WRITTEN PROBLEM:
All of the data that follows should be retyped exactly, please, except the pictures.

Data records

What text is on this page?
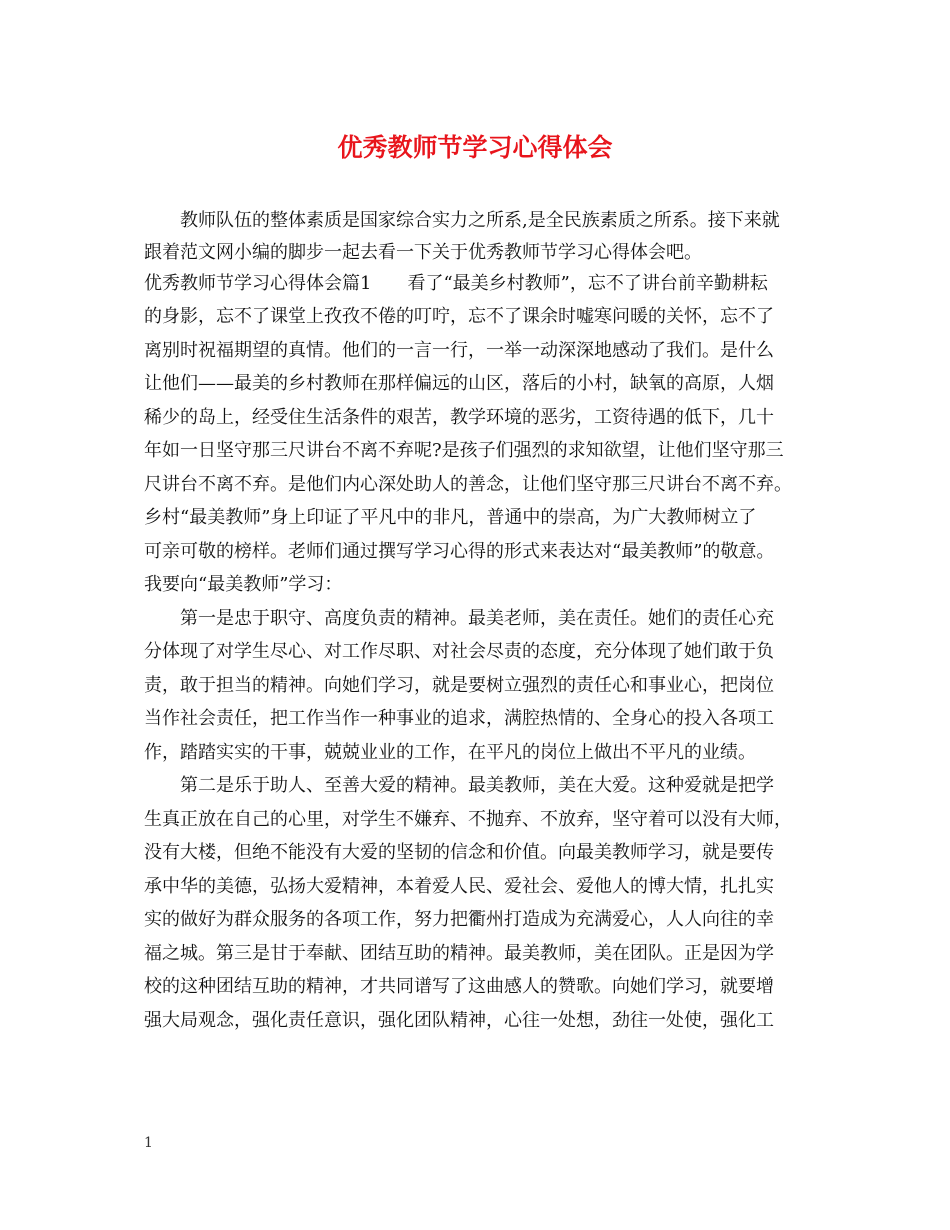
优秀教师节学习心得体会

教师队伍的整体素质是国家综合实力之所系,是全民族素质之所系。接下来就

跟着范文网小编的脚步一起去看一下关于优秀教师节学习心得体会吧。

优秀教师节学习心得体会篇1　　看了“最美乡村教师”，忘不了讲台前辛勤耕耘

的身影，忘不了课堂上孜孜不倦的叮咛，忘不了课余时嘘寒问暖的关怀，忘不了

离别时祝福期望的真情。他们的一言一行，一举一动深深地感动了我们。是什么

让他们——最美的乡村教师在那样偏远的山区，落后的小村，缺氧的高原，人烟

稀少的岛上，经受住生活条件的艰苦，教学环境的恶劣，工资待遇的低下，几十

年如一日坚守那三尺讲台不离不弃呢?是孩子们强烈的求知欲望，让他们坚守那三

尺讲台不离不弃。是他们内心深处助人的善念，让他们坚守那三尺讲台不离不弃。

乡村“最美教师”身上印证了平凡中的非凡，普通中的崇高，为广大教师树立了

可亲可敬的榜样。老师们通过撰写学习心得的形式来表达对“最美教师”的敬意。

我要向“最美教师”学习：

第一是忠于职守、高度负责的精神。最美老师，美在责任。她们的责任心充

分体现了对学生尽心、对工作尽职、对社会尽责的态度，充分体现了她们敢于负

责，敢于担当的精神。向她们学习，就是要树立强烈的责任心和事业心，把岗位

当作社会责任，把工作当作一种事业的追求，满腔热情的、全身心的投入各项工

作，踏踏实实的干事，兢兢业业的工作，在平凡的岗位上做出不平凡的业绩。

第二是乐于助人、至善大爱的精神。最美教师，美在大爱。这种爱就是把学

生真正放在自己的心里，对学生不嫌弃、不抛弃、不放弃，坚守着可以没有大师，

没有大楼，但绝不能没有大爱的坚韧的信念和价值。向最美教师学习，就是要传

承中华的美德，弘扬大爱精神，本着爱人民、爱社会、爱他人的博大情，扎扎实

实的做好为群众服务的各项工作，努力把衢州打造成为充满爱心，人人向往的幸

福之城。第三是甘于奉献、团结互助的精神。最美教师，美在团队。正是因为学

校的这种团结互助的精神，才共同谱写了这曲感人的赞歌。向她们学习，就要增

强大局观念，强化责任意识，强化团队精神，心往一处想，劲往一处使，强化工

1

RESPONSE TO THIS EXERCISE:
What text is on this page?
优秀教师节学习心得体会

教师队伍的整体素质是国家综合实力之所系,是全民族素质之所系。接下来就

跟着范文网小编的脚步一起去看一下关于优秀教师节学习心得体会吧。

优秀教师节学习心得体会篇1　　看了“最美乡村教师”，忘不了讲台前辛勤耕耘

的身影，忘不了课堂上孜孜不倦的叮咛，忘不了课余时嘘寒问暖的关怀，忘不了

离别时祝福期望的真情。他们的一言一行，一举一动深深地感动了我们。是什么

让他们——最美的乡村教师在那样偏远的山区，落后的小村，缺氧的高原，人烟

稀少的岛上，经受住生活条件的艰苦，教学环境的恶劣，工资待遇的低下，几十

年如一日坚守那三尺讲台不离不弃呢?是孩子们强烈的求知欲望，让他们坚守那三

尺讲台不离不弃。是他们内心深处助人的善念，让他们坚守那三尺讲台不离不弃。

乡村“最美教师”身上印证了平凡中的非凡，普通中的崇高，为广大教师树立了

可亲可敬的榜样。老师们通过撰写学习心得的形式来表达对“最美教师”的敬意。

我要向“最美教师”学习：

第一是忠于职守、高度负责的精神。最美老师，美在责任。她们的责任心充

分体现了对学生尽心、对工作尽职、对社会尽责的态度，充分体现了她们敢于负

责，敢于担当的精神。向她们学习，就是要树立强烈的责任心和事业心，把岗位

当作社会责任，把工作当作一种事业的追求，满腔热情的、全身心的投入各项工

作，踏踏实实的干事，兢兢业业的工作，在平凡的岗位上做出不平凡的业绩。

第二是乐于助人、至善大爱的精神。最美教师，美在大爱。这种爱就是把学

生真正放在自己的心里，对学生不嫌弃、不抛弃、不放弃，坚守着可以没有大师，

没有大楼，但绝不能没有大爱的坚韧的信念和价值。向最美教师学习，就是要传

承中华的美德，弘扬大爱精神，本着爱人民、爱社会、爱他人的博大情，扎扎实

实的做好为群众服务的各项工作，努力把衢州打造成为充满爱心，人人向往的幸

福之城。第三是甘于奉献、团结互助的精神。最美教师，美在团队。正是因为学

校的这种团结互助的精神，才共同谱写了这曲感人的赞歌。向她们学习，就要增

强大局观念，强化责任意识，强化团队精神，心往一处想，劲往一处使，强化工

1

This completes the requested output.